**GOAL**
Convert the entries, from the first line through the line containing "515, 968, 549]", into a Markdown table with the columns Row and Line. Give each line a row number, and leave out blank lines.

**DATA SHOWN**
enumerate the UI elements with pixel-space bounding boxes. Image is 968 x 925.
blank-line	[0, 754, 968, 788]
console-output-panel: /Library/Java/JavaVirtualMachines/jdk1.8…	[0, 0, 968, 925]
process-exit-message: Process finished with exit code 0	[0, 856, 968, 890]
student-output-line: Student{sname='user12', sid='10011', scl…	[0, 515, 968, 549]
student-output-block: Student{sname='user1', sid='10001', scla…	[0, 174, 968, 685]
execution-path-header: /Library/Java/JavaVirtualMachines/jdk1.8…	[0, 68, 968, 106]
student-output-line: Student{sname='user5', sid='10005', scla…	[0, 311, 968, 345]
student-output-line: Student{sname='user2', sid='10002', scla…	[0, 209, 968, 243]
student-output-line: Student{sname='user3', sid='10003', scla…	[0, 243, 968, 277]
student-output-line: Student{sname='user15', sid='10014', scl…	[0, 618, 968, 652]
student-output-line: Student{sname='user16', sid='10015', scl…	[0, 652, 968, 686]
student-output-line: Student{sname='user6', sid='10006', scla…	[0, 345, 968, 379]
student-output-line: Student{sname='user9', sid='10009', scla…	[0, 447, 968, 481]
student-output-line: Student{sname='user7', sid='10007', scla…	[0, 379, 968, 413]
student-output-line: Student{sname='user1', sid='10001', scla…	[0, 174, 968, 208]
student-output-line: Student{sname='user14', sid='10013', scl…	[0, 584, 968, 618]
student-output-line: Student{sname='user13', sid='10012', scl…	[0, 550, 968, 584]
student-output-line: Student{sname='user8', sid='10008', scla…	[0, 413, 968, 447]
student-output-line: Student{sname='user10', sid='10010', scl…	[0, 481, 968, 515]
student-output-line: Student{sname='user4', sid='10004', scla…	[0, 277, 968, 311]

**ANSWER TO THIS PROBLEM**
| Row | Line |
|---|---|
| 1 | enumerate the UI elements with pixel-space bounding boxes. Image is 968 x 925. |
| 2 | blank-line	[0, 754, 968, 788] |
| 3 | console-output-panel: /Library/Java/JavaVirtualMachines/jdk1.8…	[0, 0, 968, 925] |
| 4 | process-exit-message: Process finished with exit code 0	[0, 856, 968, 890] |
| 5 | student-output-line: Student{sname='user12', sid='10011', scl…	[0, 515, 968, 549] |